▶ [Given exercise]: Identify each line below that contains the word "нужд", and copy it out.

=-=-=-=-=

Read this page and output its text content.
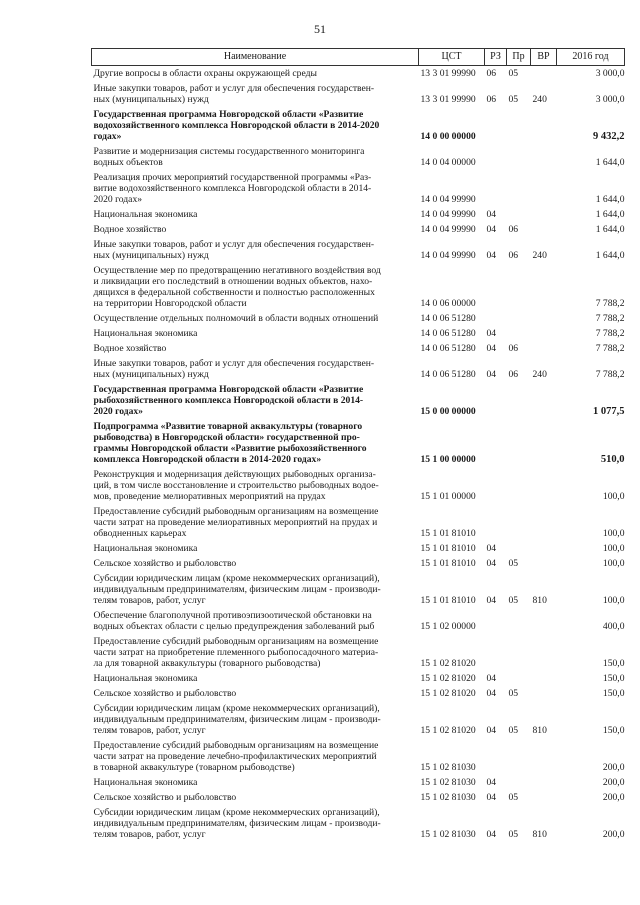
51
Наименование	ЦСТ	РЗ	Пр	ВР	2016 год
Другие вопросы в области охраны окружающей среды	13 3 01 99990	06	05		3 000,0
Иные закупки товаров, работ и услуг для обеспечения государствен-
ных (муниципальных) нужд	13 3 01 99990	06	05	240	3 000,0
Государственная программа Новгородской области «Развитие
водохозяйственного комплекса Новгородской области в 2014-2020
годах»	14 0 00 00000				9 432,2
Развитие и модернизация системы государственного мониторинга
водных объектов	14 0 04 00000				1 644,0
Реализация прочих мероприятий государственной программы «Раз-
витие водохозяйственного комплекса Новгородской области в 2014-
2020 годах»	14 0 04 99990				1 644,0
Национальная экономика	14 0 04 99990	04			1 644,0
Водное хозяйство	14 0 04 99990	04	06		1 644,0
Иные закупки товаров, работ и услуг для обеспечения государствен-
ных (муниципальных) нужд	14 0 04 99990	04	06	240	1 644,0
Осуществление мер по предотвращению негативного воздействия вод
и ликвидации его последствий в отношении водных объектов, нахо-
дящихся в федеральной собственности и полностью расположенных
на территории Новгородской области	14 0 06 00000				7 788,2
Осуществление отдельных полномочий в области водных отношений	14 0 06 51280				7 788,2
Национальная экономика	14 0 06 51280	04			7 788,2
Водное хозяйство	14 0 06 51280	04	06		7 788,2
Иные закупки товаров, работ и услуг для обеспечения государствен-
ных (муниципальных) нужд	14 0 06 51280	04	06	240	7 788,2
Государственная программа Новгородской области «Развитие
рыбохозяйственного комплекса Новгородской области в 2014-
2020 годах»	15 0 00 00000				1 077,5
Подпрограмма «Развитие товарной аквакультуры (товарного
рыбоводства) в Новгородской области» государственной про-
граммы Новгородской области «Развитие рыбохозяйственного
комплекса Новгородской области в 2014-2020 годах»	15 1 00 00000				510,0
Реконструкция и модернизация действующих рыбоводных организа-
ций, в том числе восстановление и строительство рыбоводных водое-
мов, проведение мелиоративных мероприятий на прудах	15 1 01 00000				100,0
Предоставление субсидий рыбоводным организациям на возмещение
части затрат на проведение мелиоративных мероприятий на прудах и
обводненных карьерах	15 1 01 81010				100,0
Национальная экономика	15 1 01 81010	04			100,0
Сельское хозяйство и рыболовство	15 1 01 81010	04	05		100,0
Субсидии юридическим лицам (кроме некоммерческих организаций),
индивидуальным предпринимателям, физическим лицам - производи-
телям товаров, работ, услуг	15 1 01 81010	04	05	810	100,0
Обеспечение благополучной противоэпизоотической обстановки на
водных объектах области с целью предупреждения заболеваний рыб	15 1 02 00000				400,0
Предоставление субсидий рыбоводным организациям на возмещение
части затрат на приобретение племенного рыбопосадочного материа-
ла для товарной аквакультуры (товарного рыбоводства)	15 1 02 81020				150,0
Национальная экономика	15 1 02 81020	04			150,0
Сельское хозяйство и рыболовство	15 1 02 81020	04	05		150,0
Субсидии юридическим лицам (кроме некоммерческих организаций),
индивидуальным предпринимателям, физическим лицам - производи-
телям товаров, работ, услуг	15 1 02 81020	04	05	810	150,0
Предоставление субсидий рыбоводным организациям на возмещение
части затрат на проведение лечебно-профилактических мероприятий
в товарной аквакультуре (товарном рыбоводстве)	15 1 02 81030				200,0
Национальная экономика	15 1 02 81030	04			200,0
Сельское хозяйство и рыболовство	15 1 02 81030	04	05		200,0
Субсидии юридическим лицам (кроме некоммерческих организаций),
индивидуальным предпринимателям, физическим лицам - производи-
телям товаров, работ, услуг	15 1 02 81030	04	05	810	200,0
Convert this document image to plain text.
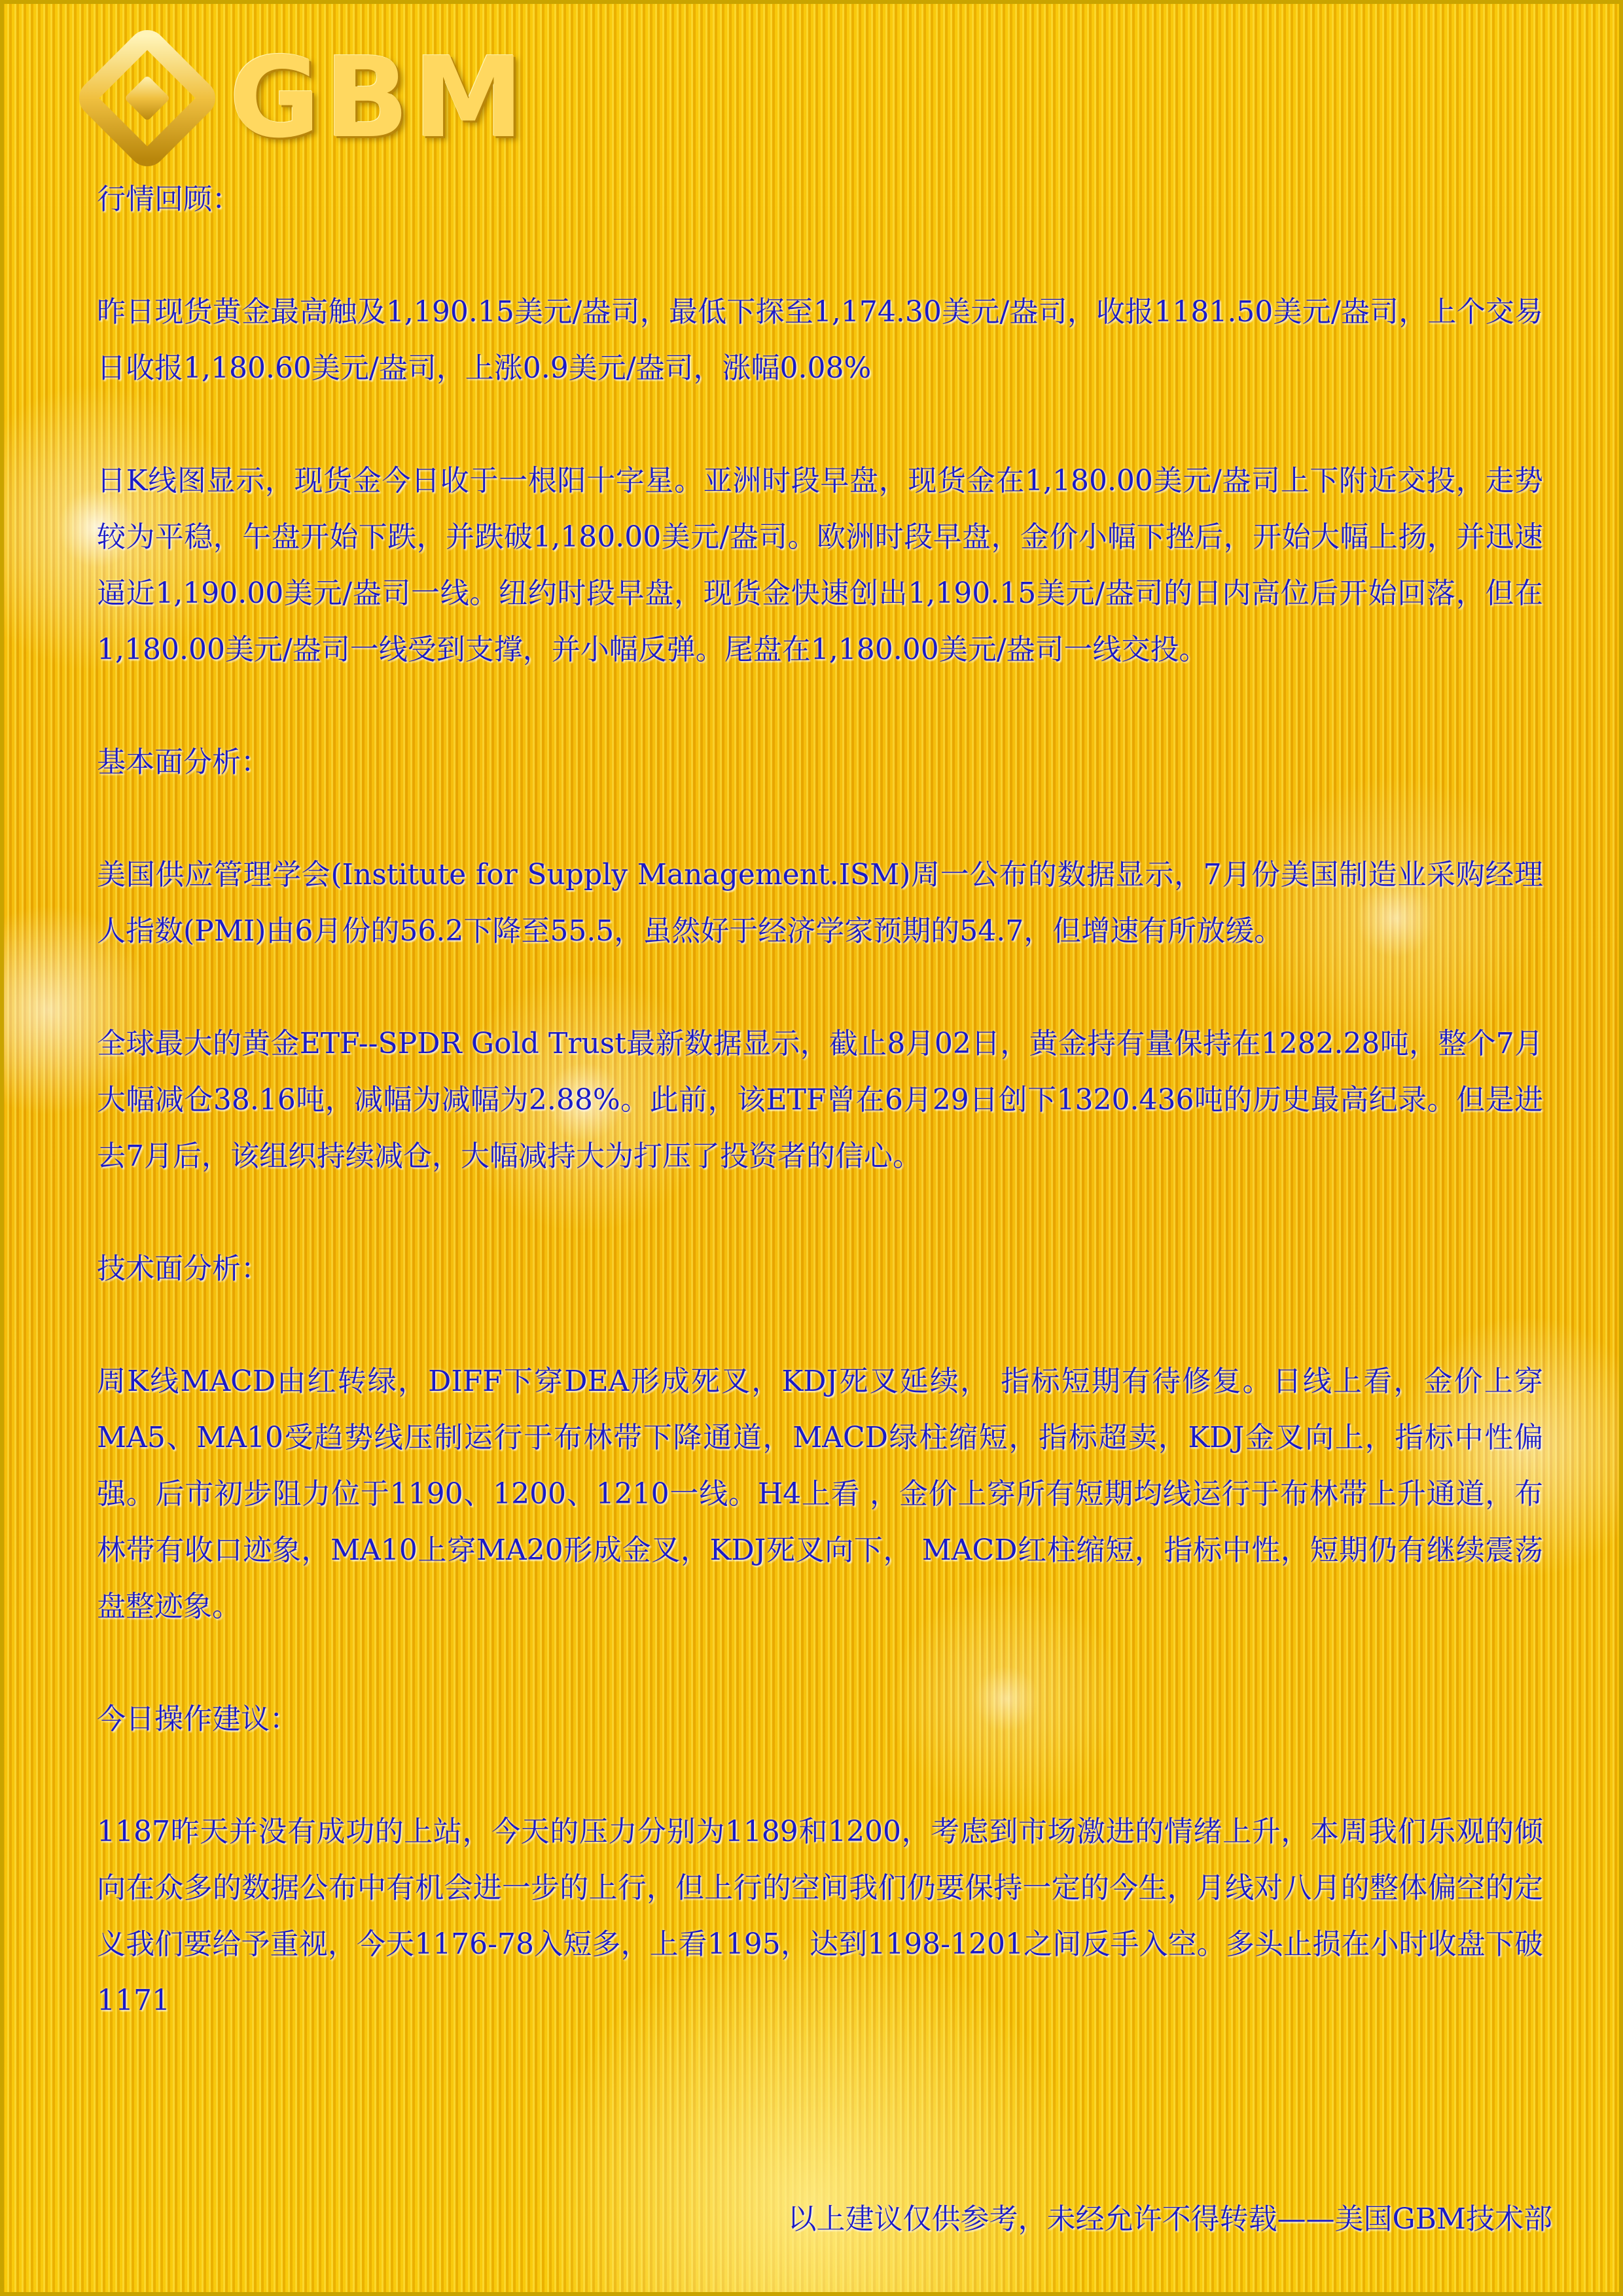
GBM
行情回顾：

昨日现货黄金最高触及1,190.15美元/盎司，最低下探至1,174.30美元/盎司，收报1181.50美元/盎司，上个交易日收报1,180.60美元/盎司，上涨0.9美元/盎司，涨幅0.08%

日K线图显示，现货金今日收于一根阳十字星。亚洲时段早盘，现货金在1,180.00美元/盎司上下附近交投，走势较为平稳，午盘开始下跌，并跌破1,180.00美元/盎司。欧洲时段早盘，金价小幅下挫后，开始大幅上扬，并迅速逼近1,190.00美元/盎司一线。纽约时段早盘，现货金快速创出1,190.15美元/盎司的日内高位后开始回落，但在1,180.00美元/盎司一线受到支撑，并小幅反弹。尾盘在1,180.00美元/盎司一线交投。

基本面分析：

美国供应管理学会(Institute for Supply Management.ISM)周一公布的数据显示，7月份美国制造业采购经理人指数(PMI)由6月份的56.2下降至55.5，虽然好于经济学家预期的54.7，但增速有所放缓。

全球最大的黄金ETF--SPDR Gold Trust最新数据显示，截止8月02日，黄金持有量保持在1282.28吨，整个7月大幅减仓38.16吨，减幅为减幅为2.88%。此前，该ETF曾在6月29日创下1320.436吨的历史最高纪录。但是进去7月后，该组织持续减仓，大幅减持大为打压了投资者的信心。

技术面分析：

周K线MACD由红转绿，DIFF下穿DEA形成死叉，KDJ死叉延续， 指标短期有待修复。日线上看，金价上穿MA5、MA10受趋势线压制运行于布林带下降通道，MACD绿柱缩短，指标超卖，KDJ金叉向上，指标中性偏强。后市初步阻力位于1190、1200、1210一线。H4上看 ，金价上穿所有短期均线运行于布林带上升通道，布林带有收口迹象，MA10上穿MA20形成金叉，KDJ死叉向下， MACD红柱缩短，指标中性，短期仍有继续震荡盘整迹象。

今日操作建议：

1187昨天并没有成功的上站，今天的压力分别为1189和1200，考虑到市场激进的情绪上升，本周我们乐观的倾向在众多的数据公布中有机会进一步的上行，但上行的空间我们仍要保持一定的今生，月线对八月的整体偏空的定义我们要给予重视，今天1176-78入短多，上看1195，达到1198-1201之间反手入空。多头止损在小时收盘下破1171

以上建议仅供参考，未经允许不得转载——美国GBM技术部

=-=-=-=-=

▶ [Result]:
ных (муниципальных) нужд	13 3 01 99990	06	05	240	3 000,0
ных (муниципальных) нужд	14 0 04 99990	04	06	240	1 644,0
ных (муниципальных) нужд	14 0 06 51280	04	06	240	7 788,2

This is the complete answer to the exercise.